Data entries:
** Start **
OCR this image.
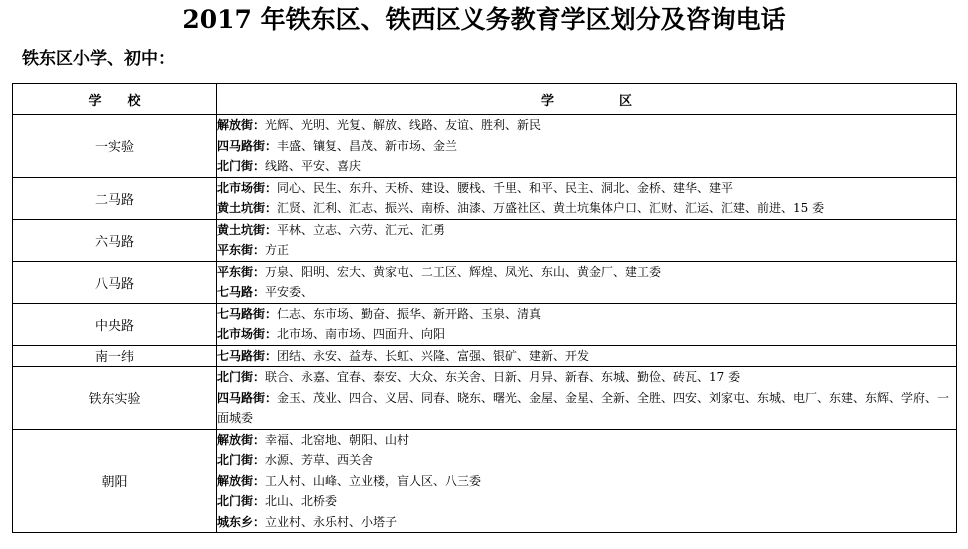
2017 年铁东区、铁西区义务教育学区划分及咨询电话
铁东区小学、初中：
学　　校	学　　　　　区
一实验	解放街：光辉、光明、光复、解放、线路、友谊、胜利、新民
四马路街：丰盛、镶复、昌茂、新市场、金兰
北门街：线路、平安、喜庆

二马路	北市场街：同心、民生、东升、天桥、建设、腰栈、千里、和平、民主、洞北、金桥、建华、建平
黄土坑街：汇贤、汇利、汇志、振兴、南桥、油漆、万盛社区、黄土坑集体户口、汇财、汇运、汇建、前进、15 委

六马路	黄土坑街：平林、立志、六劳、汇元、汇勇
平东街：方正

八马路	平东街：万泉、阳明、宏大、黄家屯、二工区、辉煌、凤光、东山、黄金厂、建工委
七马路：平安委、

中央路	七马路街：仁志、东市场、勤奋、振华、新开路、玉泉、清真
北市场街：北市场、南市场、四面升、向阳

南一纬	七马路街：团结、永安、益寿、长虹、兴隆、富强、银矿、建新、开发

铁东实验	北门街：联合、永嘉、宜春、泰安、大众、东关舍、日新、月异、新春、东城、勤俭、砖瓦、17 委
四马路街：金玉、茂业、四合、义居、同春、晓东、曙光、金屋、金星、全新、全胜、四安、刘家屯、东城、电厂、东建、东辉、学府、一面城委

朝阳	解放街：幸福、北窑地、朝阳、山村
北门街：水源、芳草、西关舍
解放街：工人村、山峰、立业楼，盲人区、八三委
北门街：北山、北桥委
城东乡：立业村、永乐村、小塔子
** End **
■ Aim ■
Do not include the images; transcribe the rest of the listing exactly.

■ Full solution ■
OCR this image.
2017 年铁东区、铁西区义务教育学区划分及咨询电话
铁东区小学、初中：
学　　校	学　　　　　区
一实验	解放街：光辉、光明、光复、解放、线路、友谊、胜利、新民
四马路街：丰盛、镶复、昌茂、新市场、金兰
北门街：线路、平安、喜庆

二马路	北市场街：同心、民生、东升、天桥、建设、腰栈、千里、和平、民主、洞北、金桥、建华、建平
黄土坑街：汇贤、汇利、汇志、振兴、南桥、油漆、万盛社区、黄土坑集体户口、汇财、汇运、汇建、前进、15 委

六马路	黄土坑街：平林、立志、六劳、汇元、汇勇
平东街：方正

八马路	平东街：万泉、阳明、宏大、黄家屯、二工区、辉煌、凤光、东山、黄金厂、建工委
七马路：平安委、

中央路	七马路街：仁志、东市场、勤奋、振华、新开路、玉泉、清真
北市场街：北市场、南市场、四面升、向阳

南一纬	七马路街：团结、永安、益寿、长虹、兴隆、富强、银矿、建新、开发

铁东实验	北门街：联合、永嘉、宜春、泰安、大众、东关舍、日新、月异、新春、东城、勤俭、砖瓦、17 委
四马路街：金玉、茂业、四合、义居、同春、晓东、曙光、金屋、金星、全新、全胜、四安、刘家屯、东城、电厂、东建、东辉、学府、一面城委

朝阳	解放街：幸福、北窑地、朝阳、山村
北门街：水源、芳草、西关舍
解放街：工人村、山峰、立业楼，盲人区、八三委
北门街：北山、北桥委
城东乡：立业村、永乐村、小塔子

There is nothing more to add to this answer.